(Saved data entries)
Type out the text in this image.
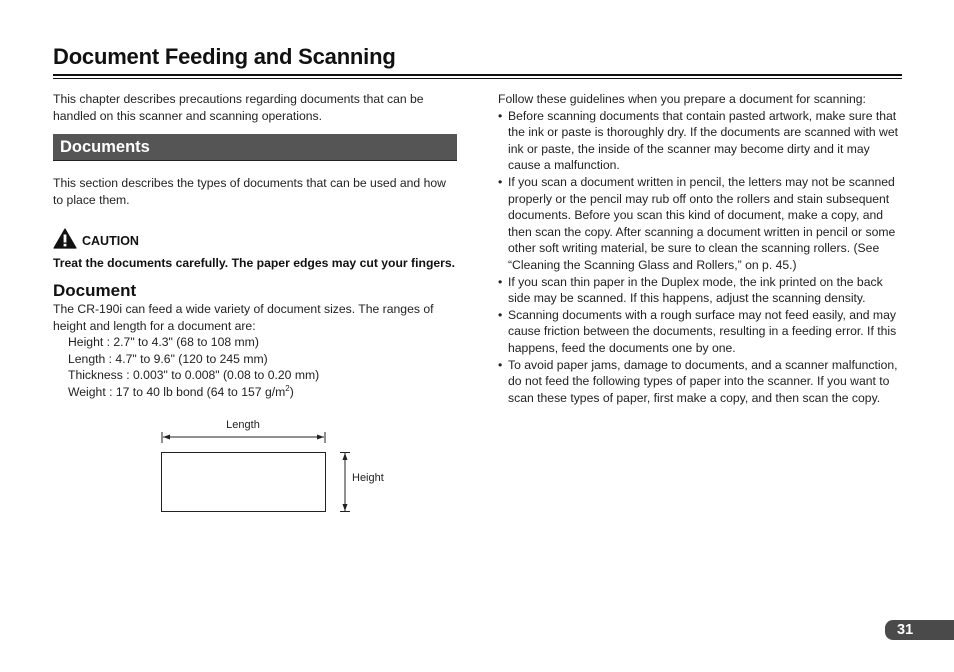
Document Feeding and Scanning

This chapter describes precautions regarding documents that can be handled on this scanner and scanning operations.

Documents

This section describes the types of documents that can be used and how to place them.

CAUTION

Treat the documents carefully. The paper edges may cut your fingers.

Document

The CR-190i can feed a wide variety of document sizes. The ranges of height and length for a document are:

Height : 2.7" to 4.3" (68 to 108 mm)
Length : 4.7" to 9.6" (120 to 245 mm)
Thickness : 0.003" to 0.008" (0.08 to 0.20 mm)
Weight : 17 to 40 lb bond (64 to 157 $g/m^2$)
Length
Height

Follow these guidelines when you prepare a document for scanning:

• Before scanning documents that contain pasted artwork, make sure that the ink or paste is thoroughly dry. If the documents are scanned with wet ink or paste, the inside of the scanner may become dirty and it may cause a malfunction.
• If you scan a document written in pencil, the letters may not be scanned properly or the pencil may rub off onto the rollers and stain subsequent documents. Before you scan this kind of document, make a copy, and then scan the copy. After scanning a document written in pencil or some other soft writing material, be sure to clean the scanning rollers. (See “Cleaning the Scanning Glass and Rollers,” on p. 45.)
• If you scan thin paper in the Duplex mode, the ink printed on the back side may be scanned. If this happens, adjust the scanning density.
• Scanning documents with a rough surface may not feed easily, and may cause friction between the documents, resulting in a feeding error. If this happens, feed the documents one by one.
• To avoid paper jams, damage to documents, and a scanner malfunction, do not feed the following types of paper into the scanner. If you want to scan these types of paper, first make a copy, and then scan the copy.
31
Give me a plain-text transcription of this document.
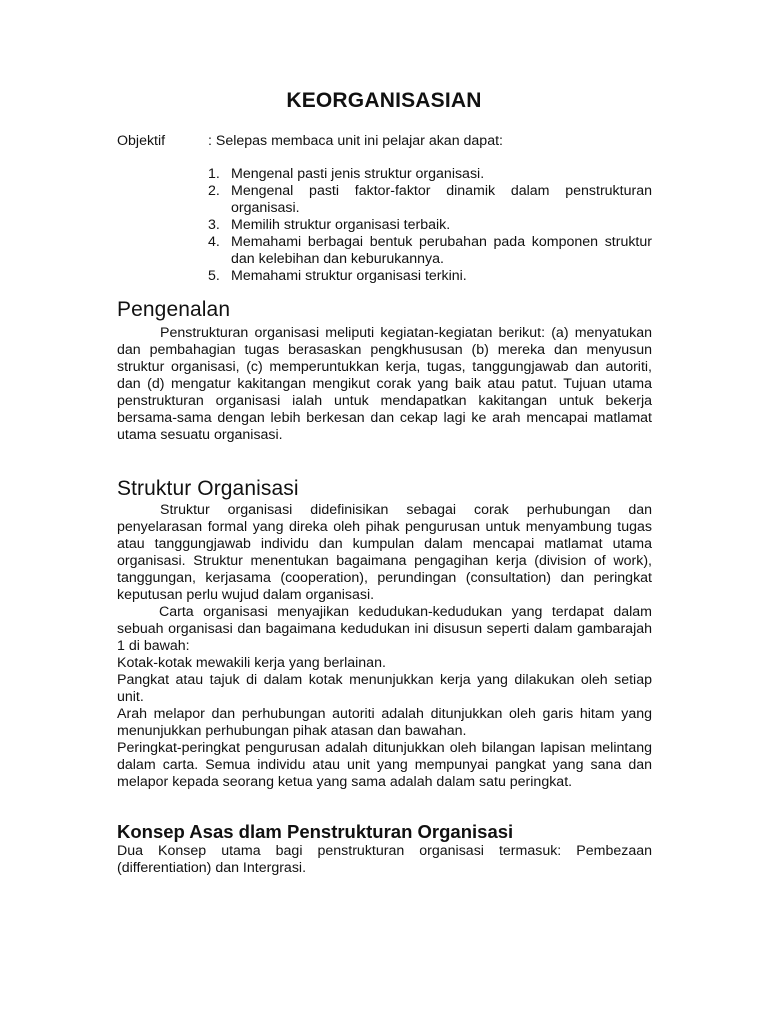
KEORGANISASIAN
Objektif	: Selepas membaca unit ini pelajar akan dapat:
1. Mengenal pasti jenis struktur organisasi.
2. Mengenal pasti faktor-faktor dinamik dalam penstrukturan organisasi.
3. Memilih struktur organisasi terbaik.
4. Memahami berbagai bentuk perubahan pada komponen struktur dan kelebihan dan keburukannya.
5. Memahami struktur organisasi terkini.
Pengenalan

Penstrukturan organisasi meliputi kegiatan-kegiatan berikut: (a) menyatukan dan pembahagian tugas berasaskan pengkhususan (b) mereka dan menyusun struktur organisasi, (c) memperuntukkan kerja, tugas, tanggungjawab dan autoriti, dan (d) mengatur kakitangan mengikut corak yang baik atau patut. Tujuan utama penstrukturan organisasi ialah untuk mendapatkan kakitangan untuk bekerja bersama-sama dengan lebih berkesan dan cekap lagi ke arah mencapai matlamat utama sesuatu organisasi.

Struktur Organisasi

Struktur organisasi didefinisikan sebagai corak perhubungan dan penyelarasan formal yang direka oleh pihak pengurusan untuk menyambung tugas atau tanggungjawab individu dan kumpulan dalam mencapai matlamat utama organisasi. Struktur menentukan bagaimana pengagihan kerja (division of work), tanggungan, kerjasama (cooperation), perundingan (consultation) dan peringkat keputusan perlu wujud dalam organisasi.

Carta organisasi menyajikan kedudukan-kedudukan yang terdapat dalam sebuah organisasi dan bagaimana kedudukan ini disusun seperti dalam gambarajah 1 di bawah:

Kotak-kotak mewakili kerja yang berlainan.

Pangkat atau tajuk di dalam kotak menunjukkan kerja yang dilakukan oleh setiap unit.

Arah melapor dan perhubungan autoriti adalah ditunjukkan oleh garis hitam yang menunjukkan perhubungan pihak atasan dan bawahan.

Peringkat-peringkat pengurusan adalah ditunjukkan oleh bilangan lapisan melintang dalam carta. Semua individu atau unit yang mempunyai pangkat yang sana dan melapor kepada seorang ketua yang sama adalah dalam satu peringkat.

Konsep Asas dlam Penstrukturan Organisasi

Dua Konsep utama bagi penstrukturan organisasi termasuk: Pembezaan (differentiation) dan Intergrasi.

» Directive
Copy every line from the entries that contains the word "Before".

» Result for this task
• Before scanning documents that contain pasted artwork, make sure that the ink or paste is thoroughly dry. If the documents are scanned with wet ink or paste, the inside of the scanner may become dirty and it may cause a malfunction.
• If you scan a document written in pencil, the letters may not be scanned properly or the pencil may rub off onto the rollers and stain subsequent documents. Before you scan this kind of document, make a copy, and then scan the copy. After scanning a document written in pencil or some other soft writing material, be sure to clean the scanning rollers. (See “Cleaning the Scanning Glass and Rollers,” on p. 45.)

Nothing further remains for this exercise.